### EXERCISES
[1] In the text about Saint Paul the Hermit, who wrote the original Latin account of his life?
[2] Say whether each statement agrees with the text about Saint Paul the Hermit, answering yes or no and quoting the deciding words of the text. (a) Helen Waddell's book on the Desert Fathers first came out in 1936. (b) Saint Antony led the largest community of desert monks. (c) The Desert Fathers made a major contribution to the philosophy of religion.

──────── QUOTED TEXT

St. Paul the HermitThe Episcopal Church of St. Paul in the Desert was named for Saint Paul the Hermit who was the first of the Desert Fathers.

A lesser Saint, the only recorded information on his life and religious influence is from the original Latin account which was written by Saint Jerome. In more recent years much of this was updated and amplified with the story of the whole movement of the Desert Monks in a book, the Desert FATHERS , written by Helen Waddell and first published in 1936.

Saint Paul was the first of these men who retired to the desert and spent their lives in solitude, prayer and meditation. He was soon followed by a large number of others, the best known of whom is Saint Antony, a devotee of Saint Paul, who led the largest community of these men in the desert. They became known as Anchorites which by dictionary definition is “a hermit or recluse, one who retires to a solitary place, specifically to devote himself to religious duties.”

The significance of this particular church being named for this first desert monk is far deeper than the mere fact that the parish is located in the desert community of Palm Springs. The true meaning lies in the life of Saint Paul and the lives of all the Desert Fathers. For though they contributed little or nothing to the philosophy of religion, they left much by their example of kindness, selflessness and humility. Saint Paul by his personality expressed in these and many similar qualities, influenced all of life about him in the desert, not only man, but also the animals and possibly even the plant life. As the first of the desert monks he certainly was the principal motivation for the whole movement of these men who spent their lives in solitary meditation and prayer.

────────────────
──────── RECORDS SUPPLIED

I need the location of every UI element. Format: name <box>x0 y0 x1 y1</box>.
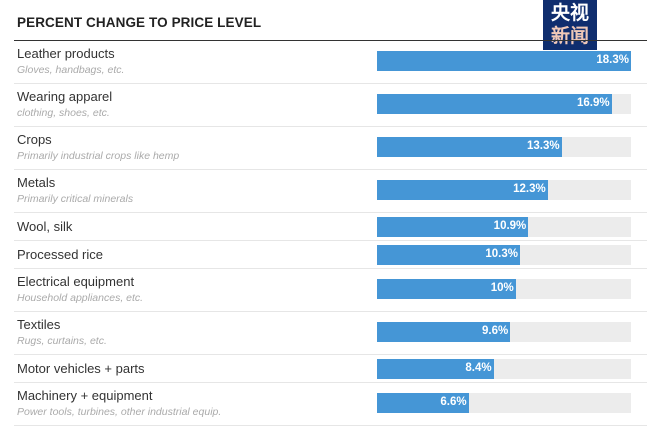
bar-row: Wearing apparel clothing, shoes, etc. 16.9… <box>14 84 647 127</box>
category-label: Electrical equipment <box>17 274 135 289</box>
category-sublabel: Rugs, curtains, etc. <box>17 335 107 347</box>
category-label: Metals <box>17 175 56 190</box>
bar-rows: Leather products Gloves, handbags, etc. 18… <box>14 41 647 426</box>
data-label: 8.4% <box>465 362 492 374</box>
bar-row: Wool, silk 10.9% <box>14 213 647 241</box>
bar-row: Electrical equipment Household appliances… <box>14 269 647 312</box>
category-sublabel: Household appliances, etc. <box>17 292 144 304</box>
category-label: Wool, silk <box>17 219 73 234</box>
bar-row: Metals Primarily critical minerals 12.3% <box>14 170 647 213</box>
category-label: Textiles <box>17 317 61 332</box>
bar-track: 10.9% <box>377 217 631 237</box>
data-label: 12.3% <box>513 183 546 195</box>
bar: 6.6% <box>377 393 469 413</box>
bar-track: 9.6% <box>377 322 631 342</box>
header-divider <box>14 40 647 41</box>
category-sublabel: clothing, shoes, etc. <box>17 107 110 119</box>
data-label: 13.3% <box>526 140 560 152</box>
bar-track: 8.4% <box>377 359 631 379</box>
bar-track: 12.3% <box>377 180 631 200</box>
category-sublabel: Gloves, handbags, etc. <box>17 64 125 76</box>
category-sublabel: Primarily industrial crops like hemp <box>17 150 180 162</box>
category-label: Processed rice <box>17 247 103 262</box>
watermark-logo: 央视 新闻 <box>543 0 597 50</box>
category-label: Machinery + equipment <box>17 388 153 403</box>
bar: 18.3% <box>377 51 631 71</box>
data-label: 10.3% <box>485 248 518 260</box>
data-label: 6.6% <box>440 396 467 408</box>
bar: 10.9% <box>377 217 529 237</box>
category-sublabel: Power tools, turbines, other industrial … <box>17 406 222 418</box>
bar: 13.3% <box>377 137 562 157</box>
bar-track: 16.9% <box>377 94 631 114</box>
bar: 10% <box>377 279 516 299</box>
bar-track: 18.3% <box>377 51 631 71</box>
data-label: 18.3% <box>596 54 629 66</box>
chart-title: PERCENT CHANGE TO PRICE LEVEL <box>17 15 262 30</box>
category-label: Leather products <box>17 46 115 61</box>
category-label: Crops <box>17 132 52 147</box>
bar-track: 6.6% <box>377 393 631 413</box>
bar: 12.3% <box>377 180 548 200</box>
bar-row: Leather products Gloves, handbags, etc. 18… <box>14 41 647 84</box>
bar: 9.6% <box>377 322 511 342</box>
bar-track: 10.3% <box>377 245 631 265</box>
data-label: 9.6% <box>482 325 509 337</box>
bar-row: Textiles Rugs, curtains, etc. 9.6% <box>14 312 647 355</box>
bar-row: Motor vehicles + parts 8.4% <box>14 355 647 383</box>
category-label: Motor vehicles + parts <box>17 361 145 376</box>
bar-track: 10% <box>377 279 631 299</box>
bar-row: Machinery + equipment Power tools, turbin… <box>14 383 647 426</box>
bar: 16.9% <box>377 94 612 114</box>
data-label: 10.9% <box>493 220 527 232</box>
bar: 10.3% <box>377 245 520 265</box>
data-label: 16.9% <box>576 97 610 109</box>
category-sublabel: Primarily critical minerals <box>17 193 134 205</box>
bar-track: 13.3% <box>377 137 631 157</box>
bar-row: Processed rice 10.3% <box>14 241 647 269</box>
category-label: Wearing apparel <box>17 89 113 104</box>
data-label: 10% <box>490 282 514 294</box>
bar: 8.4% <box>377 359 494 379</box>
bar-row: Crops Primarily industrial crops like hem… <box>14 127 647 170</box>
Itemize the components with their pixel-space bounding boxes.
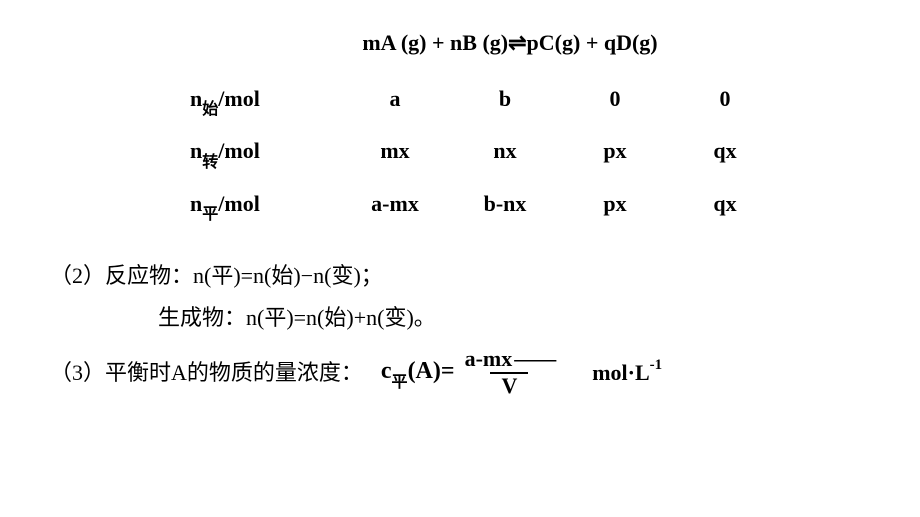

────────────────

### RESULTS
[1] Saint Jerome

[2]
(a) Yes: "first published in 1936"
(b) Yes: "who led the largest community of these men in the desert"
(c) No: "they contributed little or nothing to the philosophy of religion"